- Given information -
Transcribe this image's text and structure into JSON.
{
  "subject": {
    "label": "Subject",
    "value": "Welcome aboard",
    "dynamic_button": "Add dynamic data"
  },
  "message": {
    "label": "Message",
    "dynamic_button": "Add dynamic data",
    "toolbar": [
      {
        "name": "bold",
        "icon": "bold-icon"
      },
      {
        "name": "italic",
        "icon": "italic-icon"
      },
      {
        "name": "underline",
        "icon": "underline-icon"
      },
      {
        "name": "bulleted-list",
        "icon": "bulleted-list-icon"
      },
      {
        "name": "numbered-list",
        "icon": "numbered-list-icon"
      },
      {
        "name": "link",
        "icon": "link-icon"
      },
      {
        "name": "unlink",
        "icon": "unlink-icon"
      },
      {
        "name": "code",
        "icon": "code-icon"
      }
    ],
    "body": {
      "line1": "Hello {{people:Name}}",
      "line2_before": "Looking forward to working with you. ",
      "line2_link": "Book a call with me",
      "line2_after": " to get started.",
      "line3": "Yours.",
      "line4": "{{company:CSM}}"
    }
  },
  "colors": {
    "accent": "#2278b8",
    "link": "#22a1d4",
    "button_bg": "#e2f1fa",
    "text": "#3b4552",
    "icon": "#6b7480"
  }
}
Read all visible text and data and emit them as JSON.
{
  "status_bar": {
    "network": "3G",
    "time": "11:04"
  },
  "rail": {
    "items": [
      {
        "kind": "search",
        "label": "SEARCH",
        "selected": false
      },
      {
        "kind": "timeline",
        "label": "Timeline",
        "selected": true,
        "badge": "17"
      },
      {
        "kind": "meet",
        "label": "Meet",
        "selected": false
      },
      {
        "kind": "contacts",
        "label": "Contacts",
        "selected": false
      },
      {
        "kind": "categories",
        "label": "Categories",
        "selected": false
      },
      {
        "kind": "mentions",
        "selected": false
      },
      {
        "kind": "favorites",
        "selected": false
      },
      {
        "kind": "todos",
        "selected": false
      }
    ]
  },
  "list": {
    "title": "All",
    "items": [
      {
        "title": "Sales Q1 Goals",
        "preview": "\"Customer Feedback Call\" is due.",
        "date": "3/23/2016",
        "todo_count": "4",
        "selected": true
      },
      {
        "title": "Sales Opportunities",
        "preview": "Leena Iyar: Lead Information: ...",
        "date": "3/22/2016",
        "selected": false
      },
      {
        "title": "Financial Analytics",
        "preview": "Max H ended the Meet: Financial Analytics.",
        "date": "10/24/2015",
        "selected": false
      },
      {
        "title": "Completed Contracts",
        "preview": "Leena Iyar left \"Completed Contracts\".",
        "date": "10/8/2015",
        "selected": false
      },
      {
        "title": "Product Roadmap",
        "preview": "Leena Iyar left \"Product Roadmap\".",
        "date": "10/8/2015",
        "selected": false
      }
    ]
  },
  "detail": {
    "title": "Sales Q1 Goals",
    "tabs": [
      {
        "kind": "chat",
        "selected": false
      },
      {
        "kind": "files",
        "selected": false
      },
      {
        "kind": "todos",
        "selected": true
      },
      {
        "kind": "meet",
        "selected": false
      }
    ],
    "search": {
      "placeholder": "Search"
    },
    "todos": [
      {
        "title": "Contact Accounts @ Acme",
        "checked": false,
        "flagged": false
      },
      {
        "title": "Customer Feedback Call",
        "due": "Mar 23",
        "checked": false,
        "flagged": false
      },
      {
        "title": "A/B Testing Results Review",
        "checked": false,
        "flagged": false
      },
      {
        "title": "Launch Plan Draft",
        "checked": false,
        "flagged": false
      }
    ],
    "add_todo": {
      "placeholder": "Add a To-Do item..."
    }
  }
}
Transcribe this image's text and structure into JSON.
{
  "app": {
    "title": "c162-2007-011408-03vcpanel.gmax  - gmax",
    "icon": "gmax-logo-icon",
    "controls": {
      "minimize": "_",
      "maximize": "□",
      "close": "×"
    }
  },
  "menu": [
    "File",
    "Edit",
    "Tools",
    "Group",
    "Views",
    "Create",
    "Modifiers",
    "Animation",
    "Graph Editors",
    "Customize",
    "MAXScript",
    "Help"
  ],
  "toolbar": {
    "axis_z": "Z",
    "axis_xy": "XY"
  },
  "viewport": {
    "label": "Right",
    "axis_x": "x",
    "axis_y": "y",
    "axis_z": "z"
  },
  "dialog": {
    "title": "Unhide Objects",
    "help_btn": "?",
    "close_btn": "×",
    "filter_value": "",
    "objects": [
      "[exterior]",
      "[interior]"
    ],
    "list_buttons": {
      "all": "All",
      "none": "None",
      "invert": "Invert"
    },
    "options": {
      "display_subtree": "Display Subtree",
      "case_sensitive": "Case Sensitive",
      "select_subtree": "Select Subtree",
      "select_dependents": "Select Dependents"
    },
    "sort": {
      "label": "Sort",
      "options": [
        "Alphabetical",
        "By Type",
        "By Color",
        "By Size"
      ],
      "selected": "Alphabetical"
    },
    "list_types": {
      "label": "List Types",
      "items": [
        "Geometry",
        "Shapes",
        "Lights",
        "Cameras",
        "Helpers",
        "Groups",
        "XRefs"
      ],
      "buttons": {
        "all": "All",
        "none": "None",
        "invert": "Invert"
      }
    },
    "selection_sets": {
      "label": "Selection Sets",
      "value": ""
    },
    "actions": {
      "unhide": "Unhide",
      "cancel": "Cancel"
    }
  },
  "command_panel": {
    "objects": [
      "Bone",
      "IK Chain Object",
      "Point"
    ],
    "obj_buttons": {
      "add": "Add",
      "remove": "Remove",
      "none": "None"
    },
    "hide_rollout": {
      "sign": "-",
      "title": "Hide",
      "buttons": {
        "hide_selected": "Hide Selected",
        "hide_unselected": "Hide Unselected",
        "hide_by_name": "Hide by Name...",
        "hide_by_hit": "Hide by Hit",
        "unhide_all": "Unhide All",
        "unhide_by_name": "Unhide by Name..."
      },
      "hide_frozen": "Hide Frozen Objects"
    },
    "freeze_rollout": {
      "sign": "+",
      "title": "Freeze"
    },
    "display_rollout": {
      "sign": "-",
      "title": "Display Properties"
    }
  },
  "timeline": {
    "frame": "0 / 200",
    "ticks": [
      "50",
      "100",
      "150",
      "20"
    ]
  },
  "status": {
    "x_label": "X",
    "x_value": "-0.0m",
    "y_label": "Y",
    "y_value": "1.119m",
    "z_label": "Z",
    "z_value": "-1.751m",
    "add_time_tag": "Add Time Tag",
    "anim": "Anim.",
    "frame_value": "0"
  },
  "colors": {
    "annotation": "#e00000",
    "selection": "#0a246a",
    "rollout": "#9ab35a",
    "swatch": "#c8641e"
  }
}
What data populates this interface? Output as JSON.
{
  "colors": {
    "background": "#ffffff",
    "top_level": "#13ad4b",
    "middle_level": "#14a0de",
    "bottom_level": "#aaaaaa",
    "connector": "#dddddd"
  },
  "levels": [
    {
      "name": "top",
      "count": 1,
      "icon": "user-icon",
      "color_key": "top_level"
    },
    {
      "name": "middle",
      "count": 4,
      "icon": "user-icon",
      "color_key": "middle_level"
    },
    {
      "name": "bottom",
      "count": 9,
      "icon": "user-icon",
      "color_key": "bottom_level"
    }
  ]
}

- Short task -
Repeat the preceding lines exactly, please, every one of them.

- Output -
Transcribe this image's text and structure into JSON.
{
  "subject": {
    "label": "Subject",
    "value": "Welcome aboard",
    "dynamic_button": "Add dynamic data"
  },
  "message": {
    "label": "Message",
    "dynamic_button": "Add dynamic data",
    "toolbar": [
      {
        "name": "bold",
        "icon": "bold-icon"
      },
      {
        "name": "italic",
        "icon": "italic-icon"
      },
      {
        "name": "underline",
        "icon": "underline-icon"
      },
      {
        "name": "bulleted-list",
        "icon": "bulleted-list-icon"
      },
      {
        "name": "numbered-list",
        "icon": "numbered-list-icon"
      },
      {
        "name": "link",
        "icon": "link-icon"
      },
      {
        "name": "unlink",
        "icon": "unlink-icon"
      },
      {
        "name": "code",
        "icon": "code-icon"
      }
    ],
    "body": {
      "line1": "Hello {{people:Name}}",
      "line2_before": "Looking forward to working with you. ",
      "line2_link": "Book a call with me",
      "line2_after": " to get started.",
      "line3": "Yours.",
      "line4": "{{company:CSM}}"
    }
  },
  "colors": {
    "accent": "#2278b8",
    "link": "#22a1d4",
    "button_bg": "#e2f1fa",
    "text": "#3b4552",
    "icon": "#6b7480"
  }
}
Read all visible text and data and emit them as JSON.
{
  "status_bar": {
    "network": "3G",
    "time": "11:04"
  },
  "rail": {
    "items": [
      {
        "kind": "search",
        "label": "SEARCH",
        "selected": false
      },
      {
        "kind": "timeline",
        "label": "Timeline",
        "selected": true,
        "badge": "17"
      },
      {
        "kind": "meet",
        "label": "Meet",
        "selected": false
      },
      {
        "kind": "contacts",
        "label": "Contacts",
        "selected": false
      },
      {
        "kind": "categories",
        "label": "Categories",
        "selected": false
      },
      {
        "kind": "mentions",
        "selected": false
      },
      {
        "kind": "favorites",
        "selected": false
      },
      {
        "kind": "todos",
        "selected": false
      }
    ]
  },
  "list": {
    "title": "All",
    "items": [
      {
        "title": "Sales Q1 Goals",
        "preview": "\"Customer Feedback Call\" is due.",
        "date": "3/23/2016",
        "todo_count": "4",
        "selected": true
      },
      {
        "title": "Sales Opportunities",
        "preview": "Leena Iyar: Lead Information: ...",
        "date": "3/22/2016",
        "selected": false
      },
      {
        "title": "Financial Analytics",
        "preview": "Max H ended the Meet: Financial Analytics.",
        "date": "10/24/2015",
        "selected": false
      },
      {
        "title": "Completed Contracts",
        "preview": "Leena Iyar left \"Completed Contracts\".",
        "date": "10/8/2015",
        "selected": false
      },
      {
        "title": "Product Roadmap",
        "preview": "Leena Iyar left \"Product Roadmap\".",
        "date": "10/8/2015",
        "selected": false
      }
    ]
  },
  "detail": {
    "title": "Sales Q1 Goals",
    "tabs": [
      {
        "kind": "chat",
        "selected": false
      },
      {
        "kind": "files",
        "selected": false
      },
      {
        "kind": "todos",
        "selected": true
      },
      {
        "kind": "meet",
        "selected": false
      }
    ],
    "search": {
      "placeholder": "Search"
    },
    "todos": [
      {
        "title": "Contact Accounts @ Acme",
        "checked": false,
        "flagged": false
      },
      {
        "title": "Customer Feedback Call",
        "due": "Mar 23",
        "checked": false,
        "flagged": false
      },
      {
        "title": "A/B Testing Results Review",
        "checked": false,
        "flagged": false
      },
      {
        "title": "Launch Plan Draft",
        "checked": false,
        "flagged": false
      }
    ],
    "add_todo": {
      "placeholder": "Add a To-Do item..."
    }
  }
}
Transcribe this image's text and structure into JSON.
{
  "app": {
    "title": "c162-2007-011408-03vcpanel.gmax  - gmax",
    "icon": "gmax-logo-icon",
    "controls": {
      "minimize": "_",
      "maximize": "□",
      "close": "×"
    }
  },
  "menu": [
    "File",
    "Edit",
    "Tools",
    "Group",
    "Views",
    "Create",
    "Modifiers",
    "Animation",
    "Graph Editors",
    "Customize",
    "MAXScript",
    "Help"
  ],
  "toolbar": {
    "axis_z": "Z",
    "axis_xy": "XY"
  },
  "viewport": {
    "label": "Right",
    "axis_x": "x",
    "axis_y": "y",
    "axis_z": "z"
  },
  "dialog": {
    "title": "Unhide Objects",
    "help_btn": "?",
    "close_btn": "×",
    "filter_value": "",
    "objects": [
      "[exterior]",
      "[interior]"
    ],
    "list_buttons": {
      "all": "All",
      "none": "None",
      "invert": "Invert"
    },
    "options": {
      "display_subtree": "Display Subtree",
      "case_sensitive": "Case Sensitive",
      "select_subtree": "Select Subtree",
      "select_dependents": "Select Dependents"
    },
    "sort": {
      "label": "Sort",
      "options": [
        "Alphabetical",
        "By Type",
        "By Color",
        "By Size"
      ],
      "selected": "Alphabetical"
    },
    "list_types": {
      "label": "List Types",
      "items": [
        "Geometry",
        "Shapes",
        "Lights",
        "Cameras",
        "Helpers",
        "Groups",
        "XRefs"
      ],
      "buttons": {
        "all": "All",
        "none": "None",
        "invert": "Invert"
      }
    },
    "selection_sets": {
      "label": "Selection Sets",
      "value": ""
    },
    "actions": {
      "unhide": "Unhide",
      "cancel": "Cancel"
    }
  },
  "command_panel": {
    "objects": [
      "Bone",
      "IK Chain Object",
      "Point"
    ],
    "obj_buttons": {
      "add": "Add",
      "remove": "Remove",
      "none": "None"
    },
    "hide_rollout": {
      "sign": "-",
      "title": "Hide",
      "buttons": {
        "hide_selected": "Hide Selected",
        "hide_unselected": "Hide Unselected",
        "hide_by_name": "Hide by Name...",
        "hide_by_hit": "Hide by Hit",
        "unhide_all": "Unhide All",
        "unhide_by_name": "Unhide by Name..."
      },
      "hide_frozen": "Hide Frozen Objects"
    },
    "freeze_rollout": {
      "sign": "+",
      "title": "Freeze"
    },
    "display_rollout": {
      "sign": "-",
      "title": "Display Properties"
    }
  },
  "timeline": {
    "frame": "0 / 200",
    "ticks": [
      "50",
      "100",
      "150",
      "20"
    ]
  },
  "status": {
    "x_label": "X",
    "x_value": "-0.0m",
    "y_label": "Y",
    "y_value": "1.119m",
    "z_label": "Z",
    "z_value": "-1.751m",
    "add_time_tag": "Add Time Tag",
    "anim": "Anim.",
    "frame_value": "0"
  },
  "colors": {
    "annotation": "#e00000",
    "selection": "#0a246a",
    "rollout": "#9ab35a",
    "swatch": "#c8641e"
  }
}
What data populates this interface? Output as JSON.
{
  "colors": {
    "background": "#ffffff",
    "top_level": "#13ad4b",
    "middle_level": "#14a0de",
    "bottom_level": "#aaaaaa",
    "connector": "#dddddd"
  },
  "levels": [
    {
      "name": "top",
      "count": 1,
      "icon": "user-icon",
      "color_key": "top_level"
    },
    {
      "name": "middle",
      "count": 4,
      "icon": "user-icon",
      "color_key": "middle_level"
    },
    {
      "name": "bottom",
      "count": 9,
      "icon": "user-icon",
      "color_key": "bottom_level"
    }
  ]
}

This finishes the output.